▸ AIM OF THE EXERCISE
Return the entries below verbatim. Pictures stay out.
=== GIVEN RECORDS ===
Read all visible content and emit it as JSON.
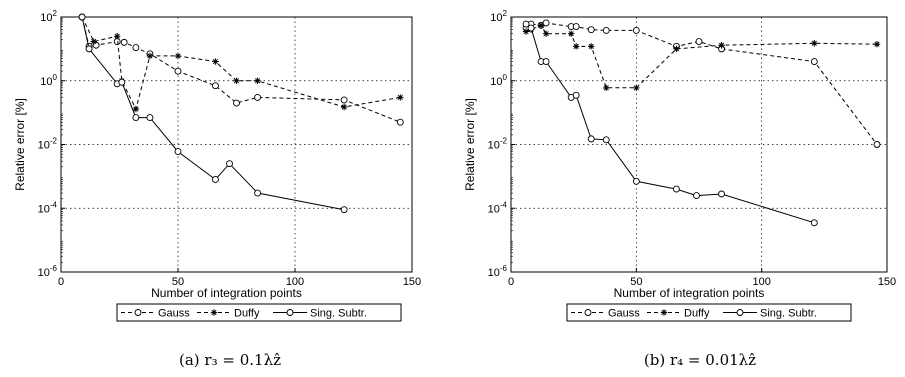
{
  "chart_data": [
    {
      "type": "line",
      "caption": "(a) r₃ = 0.1λẑ",
      "xlabel": "Number of integration points",
      "ylabel": "Relative error [%]",
      "xlim": [
        0,
        150
      ],
      "ylim": [
        1e-06,
        100
      ],
      "yscale": "log",
      "grid": true,
      "legend_position": "bottom",
      "xticks": [
        0,
        50,
        100,
        150
      ],
      "yticks": [
        {
          "value": 100,
          "base": "10",
          "exp": "2"
        },
        {
          "value": 1,
          "base": "10",
          "exp": "0"
        },
        {
          "value": 0.01,
          "base": "10",
          "exp": "-2"
        },
        {
          "value": 0.0001,
          "base": "10",
          "exp": "-4"
        },
        {
          "value": 1e-06,
          "base": "10",
          "exp": "-6"
        }
      ],
      "series": [
        {
          "name": "Gauss",
          "marker": "circle",
          "dash": "dashed",
          "x": [
            9,
            12,
            15,
            24,
            27,
            32,
            38,
            50,
            66,
            75,
            84,
            121,
            145
          ],
          "y": [
            100,
            12,
            13,
            17,
            16,
            11,
            7,
            2,
            0.7,
            0.2,
            0.3,
            0.25,
            0.05
          ]
        },
        {
          "name": "Duffy",
          "marker": "star",
          "dash": "dashed",
          "x": [
            9,
            14,
            24,
            26,
            32,
            38,
            50,
            66,
            75,
            84,
            121,
            145
          ],
          "y": [
            100,
            17,
            25,
            1,
            0.13,
            6,
            6,
            4,
            1,
            1,
            0.15,
            0.3
          ]
        },
        {
          "name": "Sing. Subtr.",
          "marker": "circle",
          "dash": "solid",
          "x": [
            9,
            12,
            24,
            26,
            32,
            38,
            50,
            66,
            72,
            84,
            121
          ],
          "y": [
            100,
            10,
            0.8,
            0.9,
            0.07,
            0.07,
            0.006,
            0.0008,
            0.0025,
            0.0003,
            9e-05
          ]
        }
      ]
    },
    {
      "type": "line",
      "caption": "(b) r₄ = 0.01λẑ",
      "xlabel": "Number of integration points",
      "ylabel": "Relative error [%]",
      "xlim": [
        0,
        150
      ],
      "ylim": [
        1e-06,
        100
      ],
      "yscale": "log",
      "grid": true,
      "legend_position": "bottom",
      "xticks": [
        0,
        50,
        100,
        150
      ],
      "yticks": [
        {
          "value": 100,
          "base": "10",
          "exp": "2"
        },
        {
          "value": 1,
          "base": "10",
          "exp": "0"
        },
        {
          "value": 0.01,
          "base": "10",
          "exp": "-2"
        },
        {
          "value": 0.0001,
          "base": "10",
          "exp": "-4"
        },
        {
          "value": 1e-06,
          "base": "10",
          "exp": "-6"
        }
      ],
      "series": [
        {
          "name": "Gauss",
          "marker": "circle",
          "dash": "dashed",
          "x": [
            6,
            8,
            12,
            14,
            24,
            26,
            32,
            38,
            50,
            66,
            75,
            84,
            121,
            146
          ],
          "y": [
            45,
            60,
            55,
            65,
            50,
            50,
            40,
            38,
            38,
            12,
            17,
            10,
            4,
            0.01
          ]
        },
        {
          "name": "Duffy",
          "marker": "star",
          "dash": "dashed",
          "x": [
            6,
            8,
            12,
            14,
            24,
            26,
            32,
            38,
            50,
            66,
            84,
            121,
            146
          ],
          "y": [
            35,
            40,
            55,
            30,
            30,
            12,
            12,
            0.6,
            0.6,
            10,
            13,
            15,
            14
          ]
        },
        {
          "name": "Sing. Subtr.",
          "marker": "circle",
          "dash": "solid",
          "x": [
            6,
            8,
            12,
            14,
            24,
            26,
            32,
            38,
            50,
            66,
            74,
            84,
            121
          ],
          "y": [
            60,
            45,
            4,
            4,
            0.3,
            0.35,
            0.015,
            0.014,
            0.0007,
            0.0004,
            0.00025,
            0.00028,
            3.5e-05
          ]
        }
      ]
    }
  ]
}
===
▸ EXERCISE SOLUTION
Read all visible content and emit it as JSON.
{
  "chart_data": [
    {
      "type": "line",
      "caption": "(a) r₃ = 0.1λẑ",
      "xlabel": "Number of integration points",
      "ylabel": "Relative error [%]",
      "xlim": [
        0,
        150
      ],
      "ylim": [
        1e-06,
        100
      ],
      "yscale": "log",
      "grid": true,
      "legend_position": "bottom",
      "xticks": [
        0,
        50,
        100,
        150
      ],
      "yticks": [
        {
          "value": 100,
          "base": "10",
          "exp": "2"
        },
        {
          "value": 1,
          "base": "10",
          "exp": "0"
        },
        {
          "value": 0.01,
          "base": "10",
          "exp": "-2"
        },
        {
          "value": 0.0001,
          "base": "10",
          "exp": "-4"
        },
        {
          "value": 1e-06,
          "base": "10",
          "exp": "-6"
        }
      ],
      "series": [
        {
          "name": "Gauss",
          "marker": "circle",
          "dash": "dashed",
          "x": [
            9,
            12,
            15,
            24,
            27,
            32,
            38,
            50,
            66,
            75,
            84,
            121,
            145
          ],
          "y": [
            100,
            12,
            13,
            17,
            16,
            11,
            7,
            2,
            0.7,
            0.2,
            0.3,
            0.25,
            0.05
          ]
        },
        {
          "name": "Duffy",
          "marker": "star",
          "dash": "dashed",
          "x": [
            9,
            14,
            24,
            26,
            32,
            38,
            50,
            66,
            75,
            84,
            121,
            145
          ],
          "y": [
            100,
            17,
            25,
            1,
            0.13,
            6,
            6,
            4,
            1,
            1,
            0.15,
            0.3
          ]
        },
        {
          "name": "Sing. Subtr.",
          "marker": "circle",
          "dash": "solid",
          "x": [
            9,
            12,
            24,
            26,
            32,
            38,
            50,
            66,
            72,
            84,
            121
          ],
          "y": [
            100,
            10,
            0.8,
            0.9,
            0.07,
            0.07,
            0.006,
            0.0008,
            0.0025,
            0.0003,
            9e-05
          ]
        }
      ]
    },
    {
      "type": "line",
      "caption": "(b) r₄ = 0.01λẑ",
      "xlabel": "Number of integration points",
      "ylabel": "Relative error [%]",
      "xlim": [
        0,
        150
      ],
      "ylim": [
        1e-06,
        100
      ],
      "yscale": "log",
      "grid": true,
      "legend_position": "bottom",
      "xticks": [
        0,
        50,
        100,
        150
      ],
      "yticks": [
        {
          "value": 100,
          "base": "10",
          "exp": "2"
        },
        {
          "value": 1,
          "base": "10",
          "exp": "0"
        },
        {
          "value": 0.01,
          "base": "10",
          "exp": "-2"
        },
        {
          "value": 0.0001,
          "base": "10",
          "exp": "-4"
        },
        {
          "value": 1e-06,
          "base": "10",
          "exp": "-6"
        }
      ],
      "series": [
        {
          "name": "Gauss",
          "marker": "circle",
          "dash": "dashed",
          "x": [
            6,
            8,
            12,
            14,
            24,
            26,
            32,
            38,
            50,
            66,
            75,
            84,
            121,
            146
          ],
          "y": [
            45,
            60,
            55,
            65,
            50,
            50,
            40,
            38,
            38,
            12,
            17,
            10,
            4,
            0.01
          ]
        },
        {
          "name": "Duffy",
          "marker": "star",
          "dash": "dashed",
          "x": [
            6,
            8,
            12,
            14,
            24,
            26,
            32,
            38,
            50,
            66,
            84,
            121,
            146
          ],
          "y": [
            35,
            40,
            55,
            30,
            30,
            12,
            12,
            0.6,
            0.6,
            10,
            13,
            15,
            14
          ]
        },
        {
          "name": "Sing. Subtr.",
          "marker": "circle",
          "dash": "solid",
          "x": [
            6,
            8,
            12,
            14,
            24,
            26,
            32,
            38,
            50,
            66,
            74,
            84,
            121
          ],
          "y": [
            60,
            45,
            4,
            4,
            0.3,
            0.35,
            0.015,
            0.014,
            0.0007,
            0.0004,
            0.00025,
            0.00028,
            3.5e-05
          ]
        }
      ]
    }
  ]
}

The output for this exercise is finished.